## WHAT IS ASKED:
Only the lines holding the string "appendix" are needed. Copy each one.
== DATA TO USE ==
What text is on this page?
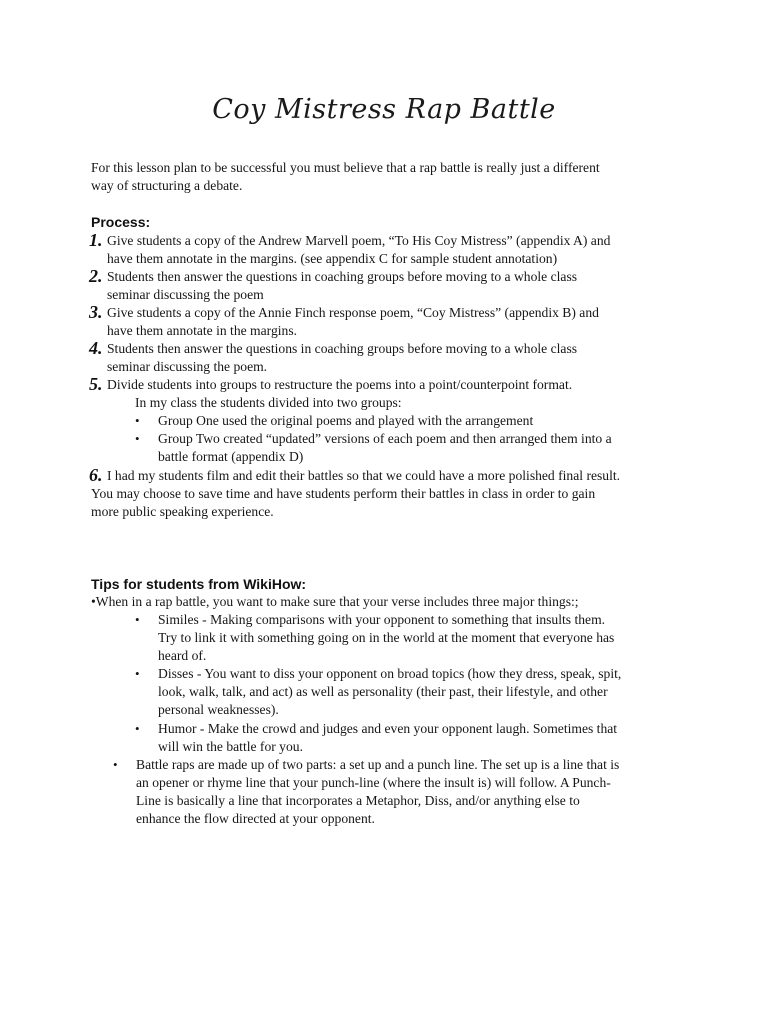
Coy Mistress Rap Battle
For this lesson plan to be successful you must believe that a rap battle is really just a different
way of structuring a debate.
Process:
1. Give students a copy of the Andrew Marvell poem, “To His Coy Mistress” (appendix A) and
have them annotate in the margins. (see appendix C for sample student annotation)
2. Students then answer the questions in coaching groups before moving to a whole class
seminar discussing the poem
3. Give students a copy of the Annie Finch response poem, “Coy Mistress” (appendix B) and
have them annotate in the margins.
4. Students then answer the questions in coaching groups before moving to a whole class
seminar discussing the poem.
5. Divide students into groups to restructure the poems into a point/counterpoint format.
In my class the students divided into two groups:
• Group One used the original poems and played with the arrangement
• Group Two created “updated” versions of each poem and then arranged them into a
battle format (appendix D)
6. I had my students film and edit their battles so that we could have a more polished final result.
You may choose to save time and have students perform their battles in class in order to gain
more public speaking experience.
Tips for students from WikiHow:
•When in a rap battle, you want to make sure that your verse includes three major things:;
• Similes - Making comparisons with your opponent to something that insults them.
Try to link it with something going on in the world at the moment that everyone has
heard of.
• Disses - You want to diss your opponent on broad topics (how they dress, speak, spit,
look, walk, talk, and act) as well as personality (their past, their lifestyle, and other
personal weaknesses).
• Humor - Make the crowd and judges and even your opponent laugh. Sometimes that
will win the battle for you.
• Battle raps are made up of two parts: a set up and a punch line. The set up is a line that is
an opener or rhyme line that your punch-line (where the insult is) will follow. A Punch-
Line is basically a line that incorporates a Metaphor, Diss, and/or anything else to
enhance the flow directed at your opponent.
===
## ANSWER:
1. Give students a copy of the Andrew Marvell poem, “To His Coy Mistress” (appendix A) and
have them annotate in the margins. (see appendix C for sample student annotation)
3. Give students a copy of the Annie Finch response poem, “Coy Mistress” (appendix B) and
battle format (appendix D)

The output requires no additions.